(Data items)

>>

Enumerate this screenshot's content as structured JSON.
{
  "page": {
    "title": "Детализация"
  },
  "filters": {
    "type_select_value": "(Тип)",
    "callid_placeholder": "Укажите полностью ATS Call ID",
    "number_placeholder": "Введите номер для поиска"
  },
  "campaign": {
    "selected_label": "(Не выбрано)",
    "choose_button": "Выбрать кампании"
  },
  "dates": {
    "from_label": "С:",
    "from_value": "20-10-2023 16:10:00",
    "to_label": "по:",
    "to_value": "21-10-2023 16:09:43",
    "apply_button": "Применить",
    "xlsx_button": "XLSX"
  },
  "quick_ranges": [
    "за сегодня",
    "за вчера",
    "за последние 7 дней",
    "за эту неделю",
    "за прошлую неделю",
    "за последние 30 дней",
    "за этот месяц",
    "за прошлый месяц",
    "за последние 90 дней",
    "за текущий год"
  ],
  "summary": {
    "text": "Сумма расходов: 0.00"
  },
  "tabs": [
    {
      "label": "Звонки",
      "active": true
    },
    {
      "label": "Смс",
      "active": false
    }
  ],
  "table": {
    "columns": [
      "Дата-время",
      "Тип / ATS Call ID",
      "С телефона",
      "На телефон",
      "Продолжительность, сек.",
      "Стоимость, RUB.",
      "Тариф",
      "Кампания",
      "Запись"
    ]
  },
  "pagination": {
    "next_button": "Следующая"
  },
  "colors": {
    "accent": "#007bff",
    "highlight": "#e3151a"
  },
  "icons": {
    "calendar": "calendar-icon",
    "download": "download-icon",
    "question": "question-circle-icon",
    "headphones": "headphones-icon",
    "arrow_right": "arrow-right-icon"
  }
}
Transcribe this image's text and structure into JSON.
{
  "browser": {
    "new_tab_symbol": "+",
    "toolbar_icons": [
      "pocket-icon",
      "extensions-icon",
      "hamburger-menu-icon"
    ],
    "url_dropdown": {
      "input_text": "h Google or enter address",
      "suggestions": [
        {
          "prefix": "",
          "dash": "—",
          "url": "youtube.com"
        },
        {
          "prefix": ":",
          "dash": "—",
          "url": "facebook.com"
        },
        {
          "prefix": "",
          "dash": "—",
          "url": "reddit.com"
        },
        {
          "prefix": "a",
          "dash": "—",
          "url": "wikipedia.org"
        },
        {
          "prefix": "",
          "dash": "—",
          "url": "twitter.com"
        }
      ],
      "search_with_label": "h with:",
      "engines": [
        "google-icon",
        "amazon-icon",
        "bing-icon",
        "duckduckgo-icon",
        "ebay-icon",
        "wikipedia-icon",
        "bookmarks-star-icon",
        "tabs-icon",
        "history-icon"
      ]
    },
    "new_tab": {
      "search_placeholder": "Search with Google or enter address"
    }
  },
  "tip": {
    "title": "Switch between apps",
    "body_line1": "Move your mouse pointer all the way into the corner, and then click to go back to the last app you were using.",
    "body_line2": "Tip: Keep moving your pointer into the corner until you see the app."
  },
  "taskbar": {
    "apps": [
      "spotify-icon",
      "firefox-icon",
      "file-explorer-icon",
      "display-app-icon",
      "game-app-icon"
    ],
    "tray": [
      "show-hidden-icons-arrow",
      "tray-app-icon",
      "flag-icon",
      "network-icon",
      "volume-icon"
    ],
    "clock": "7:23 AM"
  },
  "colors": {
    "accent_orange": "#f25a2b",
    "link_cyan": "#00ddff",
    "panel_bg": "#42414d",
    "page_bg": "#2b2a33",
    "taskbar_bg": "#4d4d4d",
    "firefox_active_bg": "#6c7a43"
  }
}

<<

Work to be completed. For each line of the listing that holds the word "JSON", show that line.

Response to the task.
Enumerate this screenshot's content as structured JSON.
Transcribe this image's text and structure into JSON.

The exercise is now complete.